Figure collection entries
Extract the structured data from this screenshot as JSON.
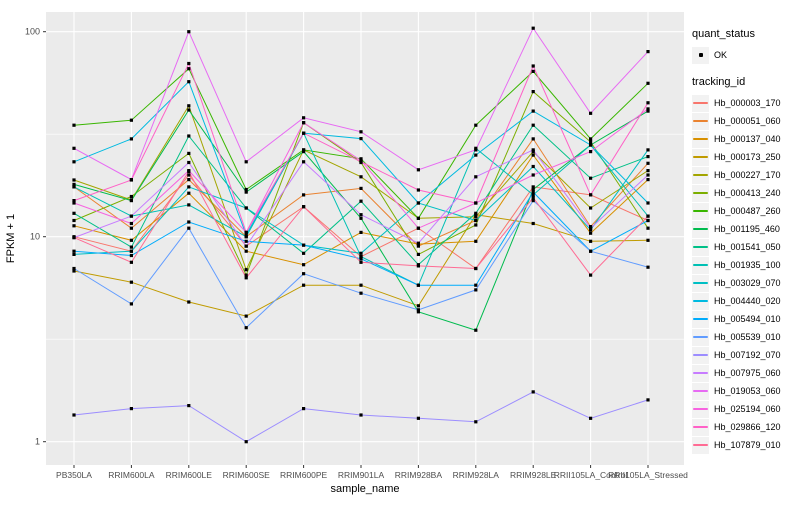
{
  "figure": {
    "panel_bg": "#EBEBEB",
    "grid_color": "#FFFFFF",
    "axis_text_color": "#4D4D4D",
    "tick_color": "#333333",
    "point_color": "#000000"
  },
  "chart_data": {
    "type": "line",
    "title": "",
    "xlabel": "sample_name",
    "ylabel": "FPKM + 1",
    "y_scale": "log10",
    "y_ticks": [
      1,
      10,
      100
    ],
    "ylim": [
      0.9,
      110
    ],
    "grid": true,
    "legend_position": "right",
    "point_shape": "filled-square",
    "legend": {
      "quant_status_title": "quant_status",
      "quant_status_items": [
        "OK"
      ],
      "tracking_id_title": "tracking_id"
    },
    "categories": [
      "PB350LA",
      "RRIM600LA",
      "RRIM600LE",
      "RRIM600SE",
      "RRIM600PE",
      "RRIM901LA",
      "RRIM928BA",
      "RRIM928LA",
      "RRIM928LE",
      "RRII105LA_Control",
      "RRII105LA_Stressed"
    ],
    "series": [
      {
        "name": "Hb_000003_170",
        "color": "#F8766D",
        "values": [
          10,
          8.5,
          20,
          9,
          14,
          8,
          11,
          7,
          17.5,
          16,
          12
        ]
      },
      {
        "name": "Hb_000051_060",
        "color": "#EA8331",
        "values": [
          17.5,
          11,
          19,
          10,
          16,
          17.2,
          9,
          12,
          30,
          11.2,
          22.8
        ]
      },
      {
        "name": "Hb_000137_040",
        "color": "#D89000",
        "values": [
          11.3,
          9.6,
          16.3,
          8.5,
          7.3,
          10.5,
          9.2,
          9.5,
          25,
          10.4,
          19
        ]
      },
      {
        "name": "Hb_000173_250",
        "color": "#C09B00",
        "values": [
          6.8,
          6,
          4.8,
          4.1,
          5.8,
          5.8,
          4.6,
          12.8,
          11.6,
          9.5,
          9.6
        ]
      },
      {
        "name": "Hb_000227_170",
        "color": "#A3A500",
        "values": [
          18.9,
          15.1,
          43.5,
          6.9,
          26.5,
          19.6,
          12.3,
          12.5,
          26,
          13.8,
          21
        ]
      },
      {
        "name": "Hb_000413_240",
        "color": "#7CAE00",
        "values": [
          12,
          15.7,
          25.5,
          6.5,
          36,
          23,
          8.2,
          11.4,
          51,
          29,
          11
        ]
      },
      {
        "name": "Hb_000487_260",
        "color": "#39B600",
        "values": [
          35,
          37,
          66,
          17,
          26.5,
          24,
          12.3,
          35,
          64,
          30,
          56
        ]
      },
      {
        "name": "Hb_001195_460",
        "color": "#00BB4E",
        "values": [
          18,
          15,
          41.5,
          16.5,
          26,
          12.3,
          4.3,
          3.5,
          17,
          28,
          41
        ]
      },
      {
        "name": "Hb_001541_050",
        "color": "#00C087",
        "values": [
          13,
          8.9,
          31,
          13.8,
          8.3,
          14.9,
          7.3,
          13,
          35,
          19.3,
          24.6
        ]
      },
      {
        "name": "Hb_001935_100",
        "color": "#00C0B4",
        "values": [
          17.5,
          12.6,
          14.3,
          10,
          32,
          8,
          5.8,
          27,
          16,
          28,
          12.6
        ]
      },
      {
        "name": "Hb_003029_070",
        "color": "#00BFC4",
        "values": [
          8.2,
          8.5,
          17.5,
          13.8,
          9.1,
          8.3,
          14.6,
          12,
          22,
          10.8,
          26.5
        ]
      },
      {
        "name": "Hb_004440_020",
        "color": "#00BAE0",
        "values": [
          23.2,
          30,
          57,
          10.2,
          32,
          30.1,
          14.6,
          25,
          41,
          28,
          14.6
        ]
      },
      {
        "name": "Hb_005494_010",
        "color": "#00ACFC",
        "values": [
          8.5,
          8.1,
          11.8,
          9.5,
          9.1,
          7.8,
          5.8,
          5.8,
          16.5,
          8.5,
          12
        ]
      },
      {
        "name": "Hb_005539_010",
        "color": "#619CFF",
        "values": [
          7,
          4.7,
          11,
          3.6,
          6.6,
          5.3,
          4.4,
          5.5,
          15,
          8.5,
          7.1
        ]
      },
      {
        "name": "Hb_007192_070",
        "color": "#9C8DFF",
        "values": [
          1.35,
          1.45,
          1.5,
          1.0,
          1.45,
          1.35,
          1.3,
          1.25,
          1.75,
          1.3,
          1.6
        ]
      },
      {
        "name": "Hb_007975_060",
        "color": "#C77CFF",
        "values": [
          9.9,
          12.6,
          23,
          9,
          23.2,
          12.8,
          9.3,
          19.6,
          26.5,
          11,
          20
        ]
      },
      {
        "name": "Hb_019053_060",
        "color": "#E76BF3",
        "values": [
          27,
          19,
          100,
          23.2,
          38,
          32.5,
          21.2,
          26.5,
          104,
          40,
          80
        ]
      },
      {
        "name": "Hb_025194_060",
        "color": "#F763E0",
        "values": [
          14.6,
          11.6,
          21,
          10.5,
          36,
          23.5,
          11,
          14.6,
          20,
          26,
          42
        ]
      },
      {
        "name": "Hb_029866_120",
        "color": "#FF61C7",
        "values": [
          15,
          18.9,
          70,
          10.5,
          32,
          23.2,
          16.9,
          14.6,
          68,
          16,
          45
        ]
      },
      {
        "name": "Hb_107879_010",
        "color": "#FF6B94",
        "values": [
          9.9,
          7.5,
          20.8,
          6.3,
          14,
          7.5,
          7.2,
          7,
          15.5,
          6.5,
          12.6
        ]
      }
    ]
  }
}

==

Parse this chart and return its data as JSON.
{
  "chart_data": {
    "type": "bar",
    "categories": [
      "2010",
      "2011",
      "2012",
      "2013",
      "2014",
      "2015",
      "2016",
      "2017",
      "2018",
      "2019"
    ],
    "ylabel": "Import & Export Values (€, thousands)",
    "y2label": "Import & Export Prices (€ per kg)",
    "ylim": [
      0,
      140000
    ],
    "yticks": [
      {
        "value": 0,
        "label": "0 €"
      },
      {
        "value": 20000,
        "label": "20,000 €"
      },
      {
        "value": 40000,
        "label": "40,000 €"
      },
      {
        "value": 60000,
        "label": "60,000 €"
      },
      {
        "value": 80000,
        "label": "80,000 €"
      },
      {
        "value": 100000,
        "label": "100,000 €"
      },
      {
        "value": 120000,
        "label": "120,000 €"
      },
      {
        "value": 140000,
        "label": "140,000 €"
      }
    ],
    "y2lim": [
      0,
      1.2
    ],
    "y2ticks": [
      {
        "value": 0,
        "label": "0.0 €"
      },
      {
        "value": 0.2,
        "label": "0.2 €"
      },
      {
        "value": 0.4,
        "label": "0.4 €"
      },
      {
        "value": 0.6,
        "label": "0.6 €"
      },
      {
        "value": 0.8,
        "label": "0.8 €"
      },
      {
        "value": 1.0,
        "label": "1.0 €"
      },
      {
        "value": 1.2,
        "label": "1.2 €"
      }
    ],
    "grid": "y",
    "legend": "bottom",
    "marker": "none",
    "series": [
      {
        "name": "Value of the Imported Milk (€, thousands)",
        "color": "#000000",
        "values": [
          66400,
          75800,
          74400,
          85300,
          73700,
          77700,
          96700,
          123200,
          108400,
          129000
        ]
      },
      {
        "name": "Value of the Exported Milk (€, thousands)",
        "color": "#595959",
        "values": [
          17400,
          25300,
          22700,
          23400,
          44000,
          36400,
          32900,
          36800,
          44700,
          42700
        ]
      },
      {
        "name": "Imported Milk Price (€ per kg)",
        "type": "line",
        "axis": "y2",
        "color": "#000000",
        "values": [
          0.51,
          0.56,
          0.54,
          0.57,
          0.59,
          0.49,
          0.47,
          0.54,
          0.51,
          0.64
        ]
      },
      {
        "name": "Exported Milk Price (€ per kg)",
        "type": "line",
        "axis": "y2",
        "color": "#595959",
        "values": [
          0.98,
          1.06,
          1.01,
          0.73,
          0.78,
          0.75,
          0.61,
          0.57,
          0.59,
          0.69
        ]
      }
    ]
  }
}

Set task: Find the lines above holding the word "this" and show them.

Task result:
Extract the structured data from this screenshot as JSON.
Parse this chart and return its data as JSON.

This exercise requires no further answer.